(Saved data entries)
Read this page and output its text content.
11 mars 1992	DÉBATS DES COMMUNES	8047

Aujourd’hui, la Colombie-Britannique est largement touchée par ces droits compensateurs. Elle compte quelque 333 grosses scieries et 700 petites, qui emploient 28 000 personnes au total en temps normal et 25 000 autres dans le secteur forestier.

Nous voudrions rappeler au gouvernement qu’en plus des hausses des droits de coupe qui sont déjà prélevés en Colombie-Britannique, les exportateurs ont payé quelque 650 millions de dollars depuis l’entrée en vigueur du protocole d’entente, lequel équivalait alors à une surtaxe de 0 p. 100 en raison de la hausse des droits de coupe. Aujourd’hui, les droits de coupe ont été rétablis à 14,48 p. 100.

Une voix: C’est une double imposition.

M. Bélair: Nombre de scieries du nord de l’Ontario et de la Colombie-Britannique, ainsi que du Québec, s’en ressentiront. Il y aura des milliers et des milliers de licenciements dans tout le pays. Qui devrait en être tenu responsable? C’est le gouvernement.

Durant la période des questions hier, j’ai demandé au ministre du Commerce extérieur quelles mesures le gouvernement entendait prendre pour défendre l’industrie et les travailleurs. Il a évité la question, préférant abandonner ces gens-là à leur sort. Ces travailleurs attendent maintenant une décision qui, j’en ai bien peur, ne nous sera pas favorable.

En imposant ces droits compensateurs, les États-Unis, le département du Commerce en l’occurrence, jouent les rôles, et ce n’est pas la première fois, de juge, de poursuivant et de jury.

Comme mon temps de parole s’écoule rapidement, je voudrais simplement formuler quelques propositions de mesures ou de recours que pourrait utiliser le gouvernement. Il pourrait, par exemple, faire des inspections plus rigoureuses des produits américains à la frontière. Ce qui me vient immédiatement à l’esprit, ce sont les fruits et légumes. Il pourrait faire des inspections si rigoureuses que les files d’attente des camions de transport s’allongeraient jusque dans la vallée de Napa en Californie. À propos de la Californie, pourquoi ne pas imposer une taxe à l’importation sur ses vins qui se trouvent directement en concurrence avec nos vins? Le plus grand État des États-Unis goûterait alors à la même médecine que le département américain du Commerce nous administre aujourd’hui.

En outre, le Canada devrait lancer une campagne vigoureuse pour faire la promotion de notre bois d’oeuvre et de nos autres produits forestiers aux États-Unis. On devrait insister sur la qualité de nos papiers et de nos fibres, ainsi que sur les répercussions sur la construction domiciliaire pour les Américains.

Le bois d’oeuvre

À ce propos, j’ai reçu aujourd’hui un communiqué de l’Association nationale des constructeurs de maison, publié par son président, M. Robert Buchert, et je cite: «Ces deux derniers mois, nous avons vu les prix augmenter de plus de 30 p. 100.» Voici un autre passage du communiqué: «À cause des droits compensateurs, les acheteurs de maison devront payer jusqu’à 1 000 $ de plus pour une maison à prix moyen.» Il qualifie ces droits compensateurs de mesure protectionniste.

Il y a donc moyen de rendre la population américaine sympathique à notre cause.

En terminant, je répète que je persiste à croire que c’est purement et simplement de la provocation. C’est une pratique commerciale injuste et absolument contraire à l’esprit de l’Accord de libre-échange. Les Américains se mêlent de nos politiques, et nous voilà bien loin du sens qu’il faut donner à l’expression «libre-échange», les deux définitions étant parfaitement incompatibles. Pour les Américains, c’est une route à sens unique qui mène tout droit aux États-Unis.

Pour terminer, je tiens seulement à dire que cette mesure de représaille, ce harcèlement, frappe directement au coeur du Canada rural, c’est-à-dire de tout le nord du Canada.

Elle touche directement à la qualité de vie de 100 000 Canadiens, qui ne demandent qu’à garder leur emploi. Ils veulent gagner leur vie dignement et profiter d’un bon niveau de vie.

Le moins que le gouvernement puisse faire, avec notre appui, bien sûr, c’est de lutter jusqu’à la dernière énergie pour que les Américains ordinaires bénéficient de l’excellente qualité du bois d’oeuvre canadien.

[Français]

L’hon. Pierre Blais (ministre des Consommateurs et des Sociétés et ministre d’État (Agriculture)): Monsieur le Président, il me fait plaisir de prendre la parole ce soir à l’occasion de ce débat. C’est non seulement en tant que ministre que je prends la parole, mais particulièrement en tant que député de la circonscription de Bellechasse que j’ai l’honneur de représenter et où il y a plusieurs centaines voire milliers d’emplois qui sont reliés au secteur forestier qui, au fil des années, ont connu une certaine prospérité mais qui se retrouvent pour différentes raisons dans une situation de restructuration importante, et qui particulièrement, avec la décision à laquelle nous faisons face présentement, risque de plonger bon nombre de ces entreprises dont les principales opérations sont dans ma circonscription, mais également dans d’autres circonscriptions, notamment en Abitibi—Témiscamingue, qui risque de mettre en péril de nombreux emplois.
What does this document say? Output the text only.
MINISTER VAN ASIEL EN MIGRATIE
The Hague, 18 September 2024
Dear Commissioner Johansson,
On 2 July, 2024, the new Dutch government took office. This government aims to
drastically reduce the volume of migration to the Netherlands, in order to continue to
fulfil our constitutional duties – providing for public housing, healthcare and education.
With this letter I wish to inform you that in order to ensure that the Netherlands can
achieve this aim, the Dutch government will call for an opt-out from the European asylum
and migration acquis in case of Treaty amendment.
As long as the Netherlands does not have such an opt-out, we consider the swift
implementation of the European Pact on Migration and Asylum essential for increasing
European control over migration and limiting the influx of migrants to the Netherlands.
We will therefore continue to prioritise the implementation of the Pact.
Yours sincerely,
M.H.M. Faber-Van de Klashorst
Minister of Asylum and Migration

■ **OBJECTIVE**
All lines above with "will" in them should be returned.

■ **ANSWER TO THIS EXERCISE**
achieve this aim, the Dutch government will call for an opt-out from the European asylum
We will therefore continue to prioritise the implementation of the Pact.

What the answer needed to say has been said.